[Objective] Keep only the lines of the data below that contain "server", and copy them.

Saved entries
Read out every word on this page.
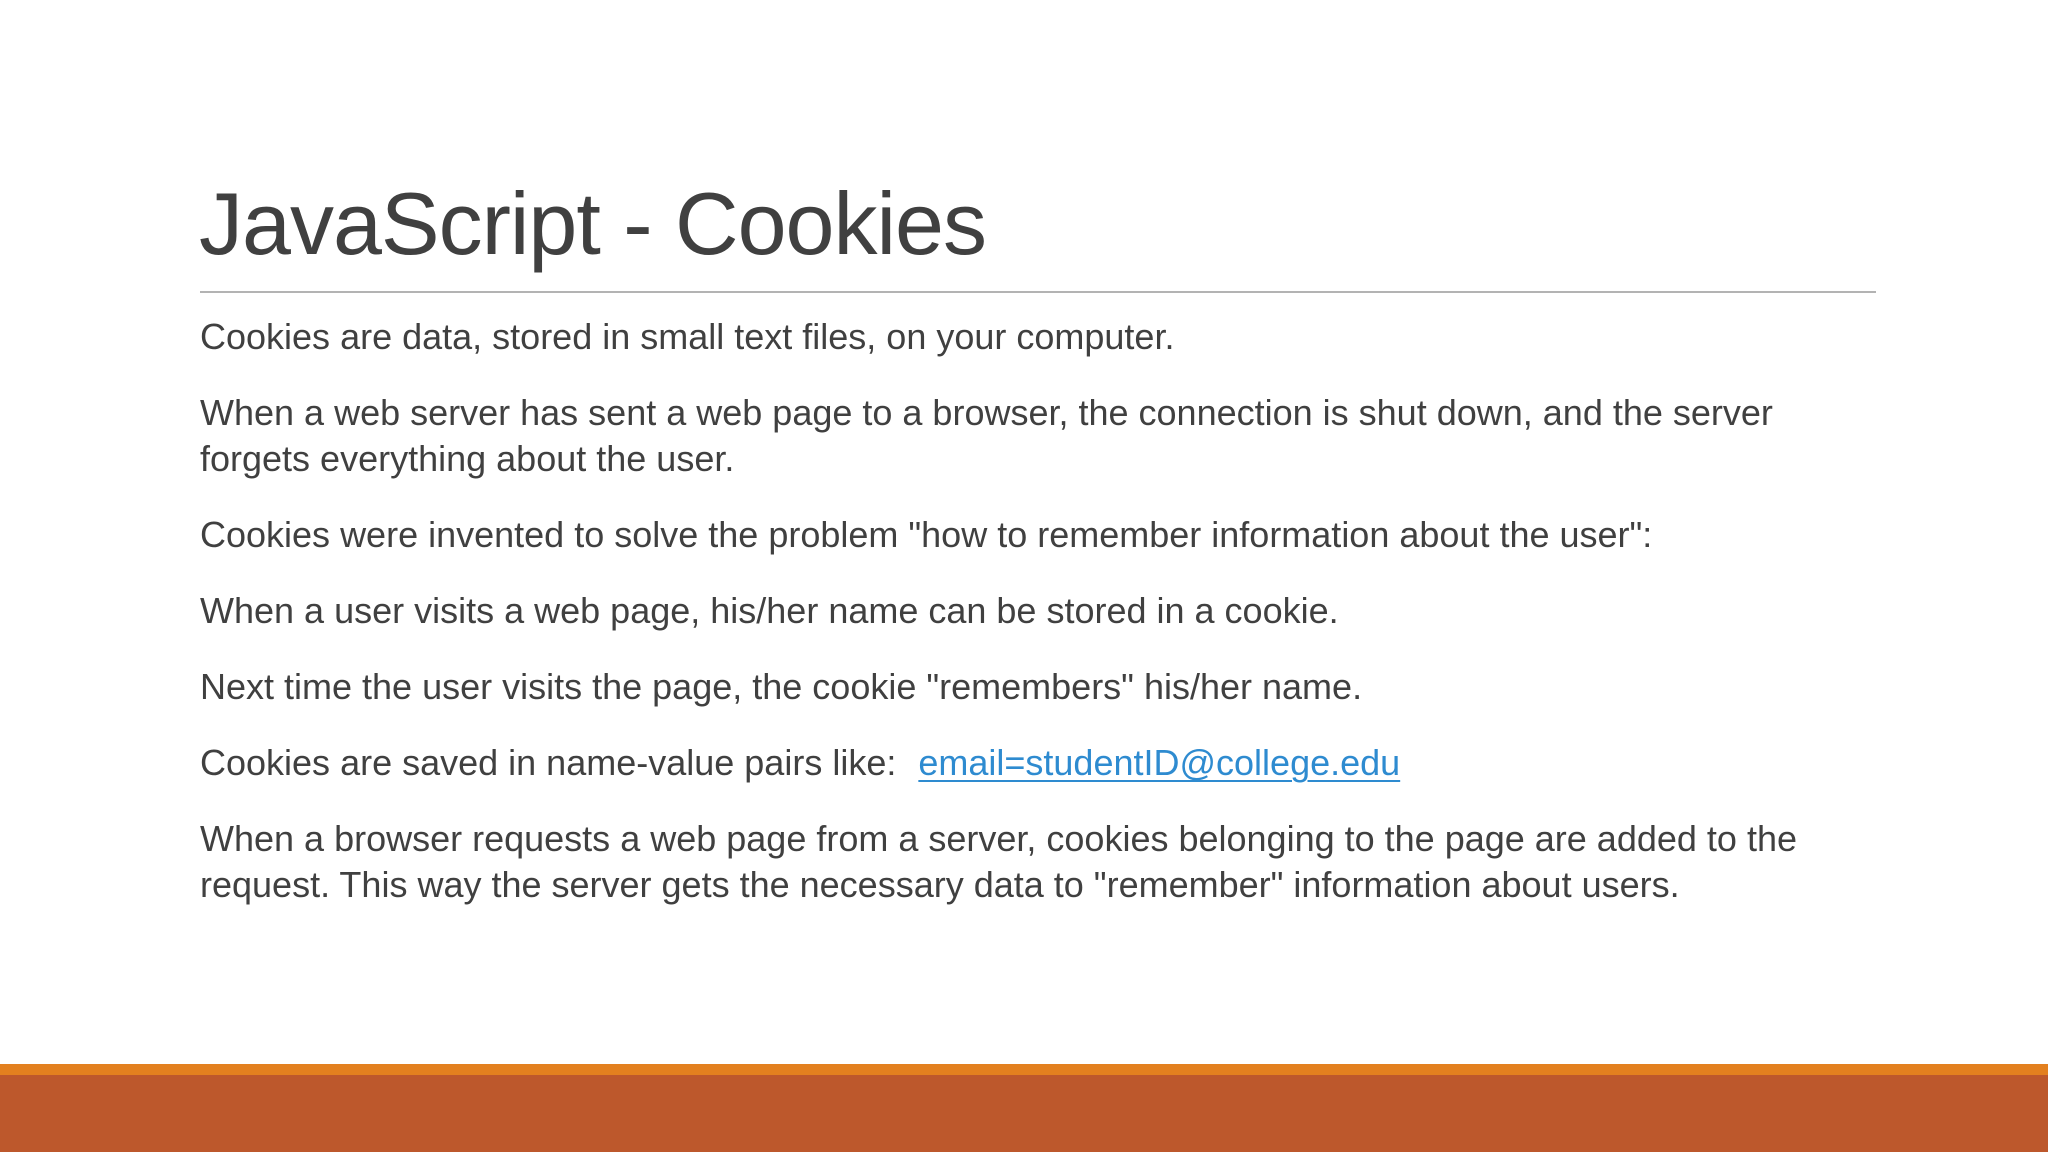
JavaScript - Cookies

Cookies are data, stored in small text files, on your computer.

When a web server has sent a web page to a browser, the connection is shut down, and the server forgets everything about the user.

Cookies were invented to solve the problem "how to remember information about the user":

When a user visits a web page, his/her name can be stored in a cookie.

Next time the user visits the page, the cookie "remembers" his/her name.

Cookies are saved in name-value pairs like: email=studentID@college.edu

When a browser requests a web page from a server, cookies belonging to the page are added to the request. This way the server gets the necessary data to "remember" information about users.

...

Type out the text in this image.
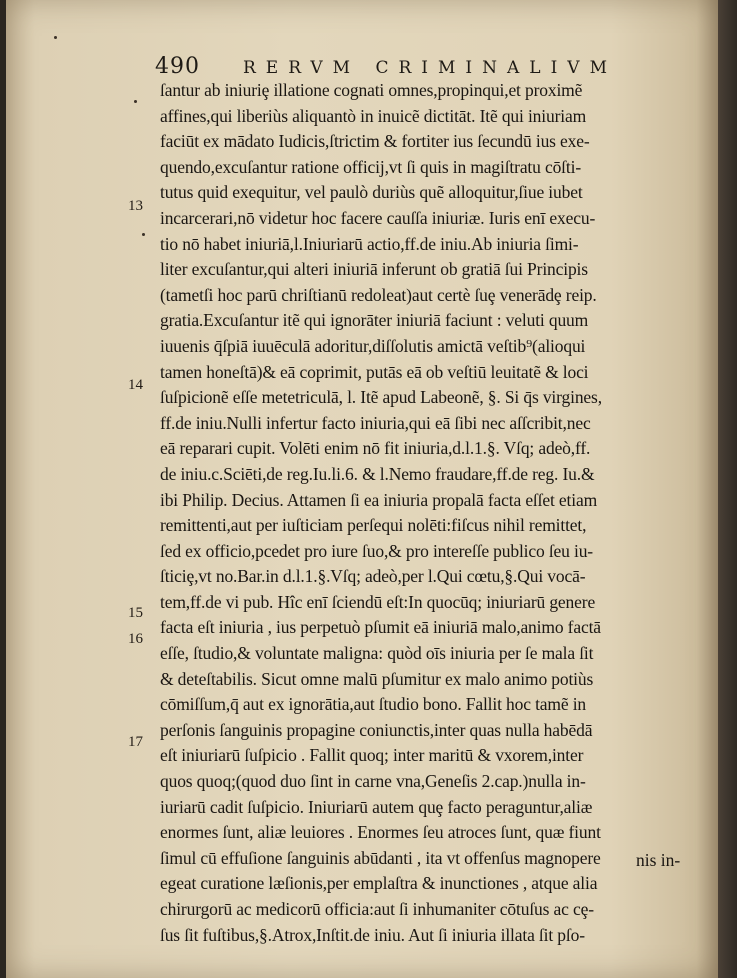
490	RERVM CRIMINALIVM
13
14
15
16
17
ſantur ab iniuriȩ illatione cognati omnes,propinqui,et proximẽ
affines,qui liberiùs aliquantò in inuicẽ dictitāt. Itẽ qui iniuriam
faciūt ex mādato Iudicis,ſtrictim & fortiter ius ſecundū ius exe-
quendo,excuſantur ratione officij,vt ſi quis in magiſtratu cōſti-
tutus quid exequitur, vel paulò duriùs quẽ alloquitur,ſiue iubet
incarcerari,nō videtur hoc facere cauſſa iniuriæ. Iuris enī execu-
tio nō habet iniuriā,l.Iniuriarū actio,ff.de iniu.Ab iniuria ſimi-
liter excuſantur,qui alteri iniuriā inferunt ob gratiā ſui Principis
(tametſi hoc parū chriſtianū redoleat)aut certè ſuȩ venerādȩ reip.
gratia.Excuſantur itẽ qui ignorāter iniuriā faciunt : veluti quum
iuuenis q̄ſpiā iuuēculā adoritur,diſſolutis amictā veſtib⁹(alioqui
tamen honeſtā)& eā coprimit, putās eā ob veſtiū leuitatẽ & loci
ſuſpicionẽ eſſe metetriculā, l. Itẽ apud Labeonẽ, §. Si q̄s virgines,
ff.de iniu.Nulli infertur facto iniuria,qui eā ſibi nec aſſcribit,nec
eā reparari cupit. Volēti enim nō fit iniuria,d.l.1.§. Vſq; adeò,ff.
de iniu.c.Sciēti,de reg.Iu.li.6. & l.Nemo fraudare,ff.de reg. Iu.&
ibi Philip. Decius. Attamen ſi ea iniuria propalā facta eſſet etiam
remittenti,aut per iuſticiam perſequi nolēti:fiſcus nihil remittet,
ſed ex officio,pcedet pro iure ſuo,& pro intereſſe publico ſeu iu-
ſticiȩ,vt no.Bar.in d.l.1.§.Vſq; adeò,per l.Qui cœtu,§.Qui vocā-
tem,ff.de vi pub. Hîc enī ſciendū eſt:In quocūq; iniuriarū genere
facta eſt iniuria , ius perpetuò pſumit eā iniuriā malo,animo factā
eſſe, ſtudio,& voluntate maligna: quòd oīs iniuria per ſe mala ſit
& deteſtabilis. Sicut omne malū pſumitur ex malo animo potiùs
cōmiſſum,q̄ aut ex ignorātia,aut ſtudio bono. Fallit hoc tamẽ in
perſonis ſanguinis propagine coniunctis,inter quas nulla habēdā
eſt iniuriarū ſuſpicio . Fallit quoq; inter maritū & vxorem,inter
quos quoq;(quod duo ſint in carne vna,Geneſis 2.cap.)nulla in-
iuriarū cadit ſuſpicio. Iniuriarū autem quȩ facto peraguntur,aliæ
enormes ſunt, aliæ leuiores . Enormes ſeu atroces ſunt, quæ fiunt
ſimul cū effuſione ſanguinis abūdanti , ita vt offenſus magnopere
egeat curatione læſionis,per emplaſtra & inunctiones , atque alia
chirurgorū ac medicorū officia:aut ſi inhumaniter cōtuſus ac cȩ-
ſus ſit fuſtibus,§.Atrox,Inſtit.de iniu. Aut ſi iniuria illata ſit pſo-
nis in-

[Correct answer]
When a web server has sent a web page to a browser, the connection is shut down, and the server forgets everything about the user.
When a browser requests a web page from a server, cookies belonging to the page are added to the request. This way the server gets the necessary data to "remember" information about users.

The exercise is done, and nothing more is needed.